[Data entries]
_ _ _ _ _

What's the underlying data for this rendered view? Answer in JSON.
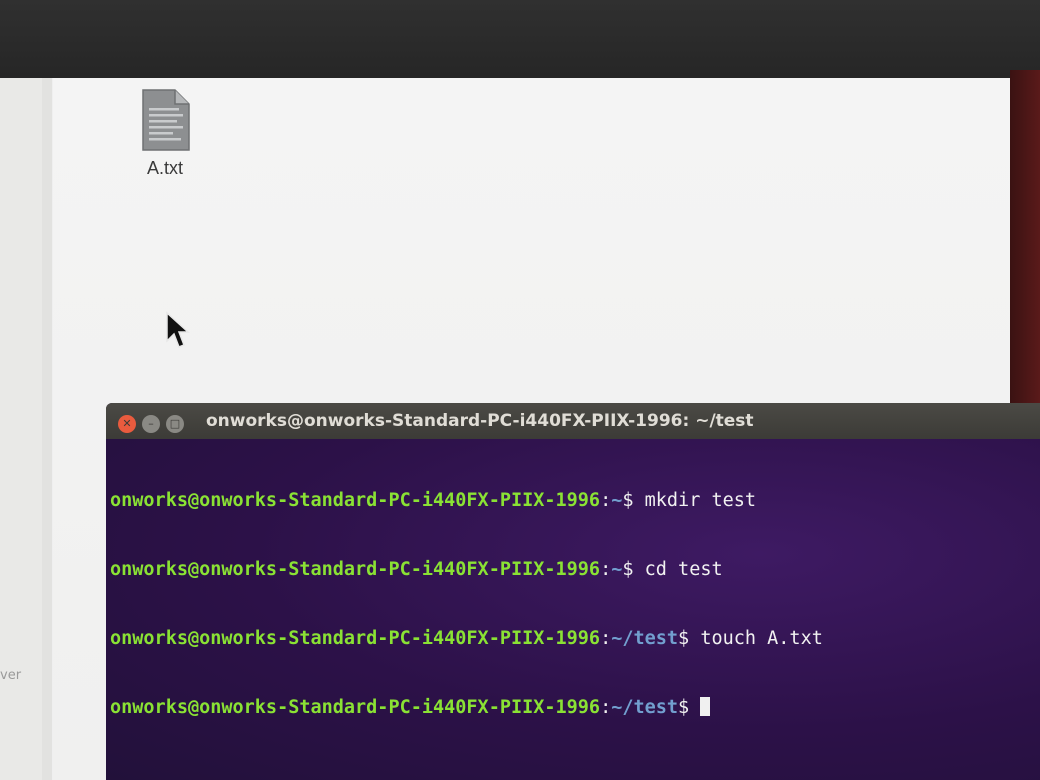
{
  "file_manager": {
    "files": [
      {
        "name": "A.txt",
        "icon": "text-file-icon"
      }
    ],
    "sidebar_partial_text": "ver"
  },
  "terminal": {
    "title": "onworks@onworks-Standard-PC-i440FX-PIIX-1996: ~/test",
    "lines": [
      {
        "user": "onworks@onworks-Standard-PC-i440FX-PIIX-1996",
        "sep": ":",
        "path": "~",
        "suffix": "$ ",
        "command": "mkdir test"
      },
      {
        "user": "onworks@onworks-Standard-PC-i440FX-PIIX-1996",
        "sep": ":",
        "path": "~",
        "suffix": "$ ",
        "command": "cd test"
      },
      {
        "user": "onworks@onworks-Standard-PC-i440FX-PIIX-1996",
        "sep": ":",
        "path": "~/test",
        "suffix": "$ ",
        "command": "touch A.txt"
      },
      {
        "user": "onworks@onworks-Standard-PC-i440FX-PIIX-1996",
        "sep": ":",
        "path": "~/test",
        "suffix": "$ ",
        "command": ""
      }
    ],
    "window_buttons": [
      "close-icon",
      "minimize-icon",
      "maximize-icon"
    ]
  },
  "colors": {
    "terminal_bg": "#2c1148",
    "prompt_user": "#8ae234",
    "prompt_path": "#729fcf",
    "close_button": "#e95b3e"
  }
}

_ _ _ _ _

Task
Reproduce the whole listing exactly, but not the images in it.

Answer to the problem
What's the underlying data for this rendered view? Answer in JSON.
{
  "file_manager": {
    "files": [
      {
        "name": "A.txt",
        "icon": "text-file-icon"
      }
    ],
    "sidebar_partial_text": "ver"
  },
  "terminal": {
    "title": "onworks@onworks-Standard-PC-i440FX-PIIX-1996: ~/test",
    "lines": [
      {
        "user": "onworks@onworks-Standard-PC-i440FX-PIIX-1996",
        "sep": ":",
        "path": "~",
        "suffix": "$ ",
        "command": "mkdir test"
      },
      {
        "user": "onworks@onworks-Standard-PC-i440FX-PIIX-1996",
        "sep": ":",
        "path": "~",
        "suffix": "$ ",
        "command": "cd test"
      },
      {
        "user": "onworks@onworks-Standard-PC-i440FX-PIIX-1996",
        "sep": ":",
        "path": "~/test",
        "suffix": "$ ",
        "command": "touch A.txt"
      },
      {
        "user": "onworks@onworks-Standard-PC-i440FX-PIIX-1996",
        "sep": ":",
        "path": "~/test",
        "suffix": "$ ",
        "command": ""
      }
    ],
    "window_buttons": [
      "close-icon",
      "minimize-icon",
      "maximize-icon"
    ]
  },
  "colors": {
    "terminal_bg": "#2c1148",
    "prompt_user": "#8ae234",
    "prompt_path": "#729fcf",
    "close_button": "#e95b3e"
  }
}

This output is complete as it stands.